- Records to use -
########################################
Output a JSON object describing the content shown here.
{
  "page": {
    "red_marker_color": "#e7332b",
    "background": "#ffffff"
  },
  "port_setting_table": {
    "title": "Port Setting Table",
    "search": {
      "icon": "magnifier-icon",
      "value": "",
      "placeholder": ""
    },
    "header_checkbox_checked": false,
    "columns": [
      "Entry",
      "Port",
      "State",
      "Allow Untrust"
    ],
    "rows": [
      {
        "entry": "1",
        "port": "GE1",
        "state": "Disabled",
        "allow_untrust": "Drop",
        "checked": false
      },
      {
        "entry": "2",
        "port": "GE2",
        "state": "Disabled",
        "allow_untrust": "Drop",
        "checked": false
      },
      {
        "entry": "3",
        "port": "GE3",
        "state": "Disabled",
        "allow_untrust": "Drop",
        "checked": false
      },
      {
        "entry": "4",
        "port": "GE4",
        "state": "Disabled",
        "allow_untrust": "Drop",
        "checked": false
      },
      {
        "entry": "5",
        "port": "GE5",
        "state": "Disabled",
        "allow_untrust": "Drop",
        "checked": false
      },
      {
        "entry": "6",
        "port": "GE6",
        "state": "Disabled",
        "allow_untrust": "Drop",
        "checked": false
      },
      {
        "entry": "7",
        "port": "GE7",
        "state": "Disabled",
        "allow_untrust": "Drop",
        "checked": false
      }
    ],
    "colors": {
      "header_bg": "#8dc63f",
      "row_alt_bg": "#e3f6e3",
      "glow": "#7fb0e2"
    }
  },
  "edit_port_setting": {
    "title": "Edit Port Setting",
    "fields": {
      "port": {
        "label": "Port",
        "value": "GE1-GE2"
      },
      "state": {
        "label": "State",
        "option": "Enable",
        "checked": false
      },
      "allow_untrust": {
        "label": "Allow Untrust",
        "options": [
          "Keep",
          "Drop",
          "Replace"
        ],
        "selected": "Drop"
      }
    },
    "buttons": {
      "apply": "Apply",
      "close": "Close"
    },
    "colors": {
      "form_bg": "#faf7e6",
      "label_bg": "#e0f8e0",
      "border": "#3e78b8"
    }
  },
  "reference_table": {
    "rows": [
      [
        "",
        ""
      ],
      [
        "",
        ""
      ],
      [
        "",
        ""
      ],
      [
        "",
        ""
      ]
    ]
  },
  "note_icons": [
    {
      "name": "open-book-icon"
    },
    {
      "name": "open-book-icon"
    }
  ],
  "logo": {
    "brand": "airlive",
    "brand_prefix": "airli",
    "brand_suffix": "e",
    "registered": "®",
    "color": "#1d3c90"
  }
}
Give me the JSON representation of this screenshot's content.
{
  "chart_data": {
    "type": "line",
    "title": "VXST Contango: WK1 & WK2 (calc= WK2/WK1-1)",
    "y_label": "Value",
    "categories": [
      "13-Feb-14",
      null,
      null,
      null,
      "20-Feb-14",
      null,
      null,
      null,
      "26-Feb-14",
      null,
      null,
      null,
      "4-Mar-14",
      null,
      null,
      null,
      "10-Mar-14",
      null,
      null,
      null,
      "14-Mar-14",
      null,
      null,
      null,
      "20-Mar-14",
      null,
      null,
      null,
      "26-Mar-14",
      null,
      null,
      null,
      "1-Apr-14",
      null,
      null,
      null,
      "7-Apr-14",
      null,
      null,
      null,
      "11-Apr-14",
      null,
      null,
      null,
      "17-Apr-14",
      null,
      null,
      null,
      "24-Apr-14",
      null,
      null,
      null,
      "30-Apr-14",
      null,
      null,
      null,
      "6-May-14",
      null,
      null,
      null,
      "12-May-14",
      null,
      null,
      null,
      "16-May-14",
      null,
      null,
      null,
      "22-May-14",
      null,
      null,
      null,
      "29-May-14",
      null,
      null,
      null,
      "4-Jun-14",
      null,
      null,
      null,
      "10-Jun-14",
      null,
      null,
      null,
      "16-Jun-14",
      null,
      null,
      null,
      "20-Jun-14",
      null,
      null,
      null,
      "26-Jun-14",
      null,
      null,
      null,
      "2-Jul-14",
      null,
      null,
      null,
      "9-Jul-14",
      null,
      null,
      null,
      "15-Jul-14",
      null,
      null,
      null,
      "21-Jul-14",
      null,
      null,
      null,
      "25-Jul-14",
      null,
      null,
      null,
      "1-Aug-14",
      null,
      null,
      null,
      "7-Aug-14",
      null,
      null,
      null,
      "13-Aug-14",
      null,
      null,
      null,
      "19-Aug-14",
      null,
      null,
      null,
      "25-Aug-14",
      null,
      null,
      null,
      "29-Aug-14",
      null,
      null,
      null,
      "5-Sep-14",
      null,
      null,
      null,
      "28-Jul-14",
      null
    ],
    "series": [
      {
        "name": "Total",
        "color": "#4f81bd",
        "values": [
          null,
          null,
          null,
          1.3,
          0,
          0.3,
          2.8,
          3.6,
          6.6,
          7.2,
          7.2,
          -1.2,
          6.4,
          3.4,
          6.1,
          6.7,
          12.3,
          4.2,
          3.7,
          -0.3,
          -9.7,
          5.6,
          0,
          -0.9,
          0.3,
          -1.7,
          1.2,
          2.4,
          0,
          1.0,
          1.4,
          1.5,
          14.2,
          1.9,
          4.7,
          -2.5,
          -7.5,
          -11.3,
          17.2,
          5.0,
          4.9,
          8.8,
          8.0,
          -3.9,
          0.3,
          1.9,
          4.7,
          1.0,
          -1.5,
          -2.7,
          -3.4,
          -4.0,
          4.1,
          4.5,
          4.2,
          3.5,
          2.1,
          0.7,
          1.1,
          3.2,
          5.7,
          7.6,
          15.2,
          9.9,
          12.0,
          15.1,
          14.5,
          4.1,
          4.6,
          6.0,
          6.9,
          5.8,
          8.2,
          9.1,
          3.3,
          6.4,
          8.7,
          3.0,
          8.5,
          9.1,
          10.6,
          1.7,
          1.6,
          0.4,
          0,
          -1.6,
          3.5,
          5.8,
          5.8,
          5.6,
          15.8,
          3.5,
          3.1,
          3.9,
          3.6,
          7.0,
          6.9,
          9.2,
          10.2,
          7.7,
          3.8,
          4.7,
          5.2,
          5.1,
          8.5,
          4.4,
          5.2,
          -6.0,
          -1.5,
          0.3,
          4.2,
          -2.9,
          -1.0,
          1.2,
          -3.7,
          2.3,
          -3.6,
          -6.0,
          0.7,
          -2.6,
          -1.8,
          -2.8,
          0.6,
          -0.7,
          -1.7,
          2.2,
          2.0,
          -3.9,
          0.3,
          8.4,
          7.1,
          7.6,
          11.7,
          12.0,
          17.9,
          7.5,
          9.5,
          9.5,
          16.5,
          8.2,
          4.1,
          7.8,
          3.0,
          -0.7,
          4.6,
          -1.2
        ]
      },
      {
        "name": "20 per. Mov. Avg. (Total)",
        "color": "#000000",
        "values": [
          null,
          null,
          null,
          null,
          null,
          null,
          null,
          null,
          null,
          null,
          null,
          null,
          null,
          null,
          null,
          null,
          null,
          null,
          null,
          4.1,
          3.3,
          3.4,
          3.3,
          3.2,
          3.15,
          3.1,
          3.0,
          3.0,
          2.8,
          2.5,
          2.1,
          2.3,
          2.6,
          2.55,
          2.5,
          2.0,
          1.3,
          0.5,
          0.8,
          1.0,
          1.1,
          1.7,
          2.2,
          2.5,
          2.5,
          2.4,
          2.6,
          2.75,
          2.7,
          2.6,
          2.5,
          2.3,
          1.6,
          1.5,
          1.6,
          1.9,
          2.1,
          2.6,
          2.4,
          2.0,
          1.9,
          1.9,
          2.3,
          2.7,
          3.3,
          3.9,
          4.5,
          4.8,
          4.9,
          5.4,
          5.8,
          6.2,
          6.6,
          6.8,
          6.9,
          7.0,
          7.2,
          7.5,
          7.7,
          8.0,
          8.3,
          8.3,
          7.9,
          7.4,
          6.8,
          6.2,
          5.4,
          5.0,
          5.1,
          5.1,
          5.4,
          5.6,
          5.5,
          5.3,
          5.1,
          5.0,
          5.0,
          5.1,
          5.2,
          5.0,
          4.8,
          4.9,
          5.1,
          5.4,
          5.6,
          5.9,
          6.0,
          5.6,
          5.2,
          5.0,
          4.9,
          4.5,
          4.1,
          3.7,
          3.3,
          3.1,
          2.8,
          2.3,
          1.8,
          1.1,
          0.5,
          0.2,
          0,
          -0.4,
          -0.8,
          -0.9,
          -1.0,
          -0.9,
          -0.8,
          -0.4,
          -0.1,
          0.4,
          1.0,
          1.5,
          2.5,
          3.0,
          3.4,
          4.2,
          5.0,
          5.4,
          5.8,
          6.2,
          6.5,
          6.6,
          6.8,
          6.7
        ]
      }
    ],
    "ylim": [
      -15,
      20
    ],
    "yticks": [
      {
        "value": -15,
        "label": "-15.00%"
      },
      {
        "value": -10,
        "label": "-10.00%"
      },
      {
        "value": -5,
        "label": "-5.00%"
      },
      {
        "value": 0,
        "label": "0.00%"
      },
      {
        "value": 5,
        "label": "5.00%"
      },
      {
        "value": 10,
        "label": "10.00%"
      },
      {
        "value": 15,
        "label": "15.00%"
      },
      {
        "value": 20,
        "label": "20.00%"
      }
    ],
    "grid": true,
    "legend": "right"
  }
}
########################################
- To be done -
Using the listing above, return all lines where the word "title" occurs.

- Final answer -
    "title": "Port Setting Table",
    "title": "Edit Port Setting",
    "title": "VXST Contango: WK1 & WK2 (calc= WK2/WK1-1)",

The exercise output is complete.